* **DATASET EXCERPTS**:
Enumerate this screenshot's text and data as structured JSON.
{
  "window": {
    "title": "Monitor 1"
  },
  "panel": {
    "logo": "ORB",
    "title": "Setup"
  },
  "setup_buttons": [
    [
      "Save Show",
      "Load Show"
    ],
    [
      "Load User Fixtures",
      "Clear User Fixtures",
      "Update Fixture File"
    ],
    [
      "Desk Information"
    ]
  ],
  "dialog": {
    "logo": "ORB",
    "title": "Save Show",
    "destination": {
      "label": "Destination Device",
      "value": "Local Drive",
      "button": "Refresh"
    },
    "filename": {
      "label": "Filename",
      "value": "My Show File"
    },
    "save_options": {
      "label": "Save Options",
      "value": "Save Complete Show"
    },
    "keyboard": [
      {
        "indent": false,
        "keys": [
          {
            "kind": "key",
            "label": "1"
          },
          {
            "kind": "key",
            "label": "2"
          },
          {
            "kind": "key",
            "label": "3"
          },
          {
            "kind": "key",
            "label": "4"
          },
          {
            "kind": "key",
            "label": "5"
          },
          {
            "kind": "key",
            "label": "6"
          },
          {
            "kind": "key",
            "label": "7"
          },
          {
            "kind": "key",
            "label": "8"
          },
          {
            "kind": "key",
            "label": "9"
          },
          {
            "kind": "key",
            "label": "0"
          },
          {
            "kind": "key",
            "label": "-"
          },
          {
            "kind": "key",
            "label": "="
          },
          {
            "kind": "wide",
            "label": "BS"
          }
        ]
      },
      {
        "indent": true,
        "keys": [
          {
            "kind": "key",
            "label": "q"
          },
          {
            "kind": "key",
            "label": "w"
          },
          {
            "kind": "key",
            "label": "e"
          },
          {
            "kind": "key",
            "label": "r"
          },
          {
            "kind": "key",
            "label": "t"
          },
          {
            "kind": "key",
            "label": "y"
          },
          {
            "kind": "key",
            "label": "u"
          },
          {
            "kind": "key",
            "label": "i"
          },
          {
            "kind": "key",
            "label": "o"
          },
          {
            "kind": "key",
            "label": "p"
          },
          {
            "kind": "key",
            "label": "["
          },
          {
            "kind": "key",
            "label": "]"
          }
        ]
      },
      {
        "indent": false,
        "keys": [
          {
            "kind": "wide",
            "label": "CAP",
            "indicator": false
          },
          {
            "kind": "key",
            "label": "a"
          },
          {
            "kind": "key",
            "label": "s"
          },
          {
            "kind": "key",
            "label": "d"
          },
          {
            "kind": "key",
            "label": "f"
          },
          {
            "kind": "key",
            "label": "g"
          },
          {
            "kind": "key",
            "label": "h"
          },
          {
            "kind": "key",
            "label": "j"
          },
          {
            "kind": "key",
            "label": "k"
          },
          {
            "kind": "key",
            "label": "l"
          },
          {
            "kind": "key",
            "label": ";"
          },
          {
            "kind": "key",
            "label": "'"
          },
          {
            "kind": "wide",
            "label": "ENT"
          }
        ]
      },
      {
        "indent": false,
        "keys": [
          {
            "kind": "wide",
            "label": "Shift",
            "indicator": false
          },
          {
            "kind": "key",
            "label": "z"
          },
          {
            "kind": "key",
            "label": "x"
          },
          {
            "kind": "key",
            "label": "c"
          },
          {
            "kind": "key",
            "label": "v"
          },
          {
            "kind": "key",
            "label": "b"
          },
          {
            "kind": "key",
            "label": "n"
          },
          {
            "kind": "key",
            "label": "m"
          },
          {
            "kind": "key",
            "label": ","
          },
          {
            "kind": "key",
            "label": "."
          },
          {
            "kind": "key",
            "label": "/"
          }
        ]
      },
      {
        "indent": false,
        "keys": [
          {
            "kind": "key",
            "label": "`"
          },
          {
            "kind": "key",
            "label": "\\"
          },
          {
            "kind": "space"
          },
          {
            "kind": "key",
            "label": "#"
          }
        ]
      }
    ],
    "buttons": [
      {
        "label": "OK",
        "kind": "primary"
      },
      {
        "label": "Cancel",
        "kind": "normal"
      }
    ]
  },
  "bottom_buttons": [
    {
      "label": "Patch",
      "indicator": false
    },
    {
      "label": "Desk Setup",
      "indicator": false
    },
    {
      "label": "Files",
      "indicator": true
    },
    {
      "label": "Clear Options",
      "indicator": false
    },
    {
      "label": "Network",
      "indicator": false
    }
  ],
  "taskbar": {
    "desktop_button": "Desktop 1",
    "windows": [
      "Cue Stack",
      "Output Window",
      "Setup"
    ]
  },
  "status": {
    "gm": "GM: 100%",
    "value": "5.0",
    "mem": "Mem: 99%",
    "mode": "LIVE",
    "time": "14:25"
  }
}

* **SHORT EXERCISE**: Copy each line of the records above that carries the word "User".

* **FINISHED TASK**:
      "Load User Fixtures",
      "Clear User Fixtures",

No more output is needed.